### GOAL OF THE EXERCISE
Copy out the entries below precisely; nothing is to be omitted.

### DATA FOR PROCESSING
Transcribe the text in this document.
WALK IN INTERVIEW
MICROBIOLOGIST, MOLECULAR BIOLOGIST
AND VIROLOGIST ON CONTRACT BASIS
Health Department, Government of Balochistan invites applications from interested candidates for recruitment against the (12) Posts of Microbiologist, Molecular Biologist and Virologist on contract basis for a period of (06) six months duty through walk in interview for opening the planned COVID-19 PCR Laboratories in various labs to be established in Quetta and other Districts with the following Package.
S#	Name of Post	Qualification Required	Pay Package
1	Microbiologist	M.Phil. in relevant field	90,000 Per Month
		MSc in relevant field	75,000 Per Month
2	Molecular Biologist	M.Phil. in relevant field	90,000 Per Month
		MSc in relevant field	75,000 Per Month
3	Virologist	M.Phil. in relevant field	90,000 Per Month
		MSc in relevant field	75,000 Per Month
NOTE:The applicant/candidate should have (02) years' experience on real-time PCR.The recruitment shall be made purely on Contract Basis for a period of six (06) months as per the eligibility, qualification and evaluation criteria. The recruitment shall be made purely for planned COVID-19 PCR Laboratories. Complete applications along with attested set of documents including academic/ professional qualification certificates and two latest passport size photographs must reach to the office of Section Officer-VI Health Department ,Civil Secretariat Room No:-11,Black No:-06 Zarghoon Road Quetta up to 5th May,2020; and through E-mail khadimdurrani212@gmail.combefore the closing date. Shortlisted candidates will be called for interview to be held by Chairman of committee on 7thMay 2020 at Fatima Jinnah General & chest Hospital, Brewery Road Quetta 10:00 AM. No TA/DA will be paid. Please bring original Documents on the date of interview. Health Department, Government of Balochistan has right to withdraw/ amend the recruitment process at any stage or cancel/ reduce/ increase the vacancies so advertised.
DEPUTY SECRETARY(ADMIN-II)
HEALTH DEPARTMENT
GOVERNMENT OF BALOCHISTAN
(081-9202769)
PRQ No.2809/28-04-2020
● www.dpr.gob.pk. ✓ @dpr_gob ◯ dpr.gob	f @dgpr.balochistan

### EXERCISE ANSWER
Transcribe the text in this document.
WALK IN INTERVIEW
MICROBIOLOGIST, MOLECULAR BIOLOGIST
AND VIROLOGIST ON CONTRACT BASIS
Health Department, Government of Balochistan invites applications from interested candidates for recruitment against the (12) Posts of Microbiologist, Molecular Biologist and Virologist on contract basis for a period of (06) six months duty through walk in interview for opening the planned COVID-19 PCR Laboratories in various labs to be established in Quetta and other Districts with the following Package.
S#	Name of Post	Qualification Required	Pay Package
1	Microbiologist	M.Phil. in relevant field	90,000 Per Month
		MSc in relevant field	75,000 Per Month
2	Molecular Biologist	M.Phil. in relevant field	90,000 Per Month
		MSc in relevant field	75,000 Per Month
3	Virologist	M.Phil. in relevant field	90,000 Per Month
		MSc in relevant field	75,000 Per Month
NOTE:The applicant/candidate should have (02) years' experience on real-time PCR.The recruitment shall be made purely on Contract Basis for a period of six (06) months as per the eligibility, qualification and evaluation criteria. The recruitment shall be made purely for planned COVID-19 PCR Laboratories. Complete applications along with attested set of documents including academic/ professional qualification certificates and two latest passport size photographs must reach to the office of Section Officer-VI Health Department ,Civil Secretariat Room No:-11,Black No:-06 Zarghoon Road Quetta up to 5th May,2020; and through E-mail khadimdurrani212@gmail.combefore the closing date. Shortlisted candidates will be called for interview to be held by Chairman of committee on 7thMay 2020 at Fatima Jinnah General & chest Hospital, Brewery Road Quetta 10:00 AM. No TA/DA will be paid. Please bring original Documents on the date of interview. Health Department, Government of Balochistan has right to withdraw/ amend the recruitment process at any stage or cancel/ reduce/ increase the vacancies so advertised.
DEPUTY SECRETARY(ADMIN-II)
HEALTH DEPARTMENT
GOVERNMENT OF BALOCHISTAN
(081-9202769)
PRQ No.2809/28-04-2020
● www.dpr.gob.pk. ✓ @dpr_gob ◯ dpr.gob	f @dgpr.balochistan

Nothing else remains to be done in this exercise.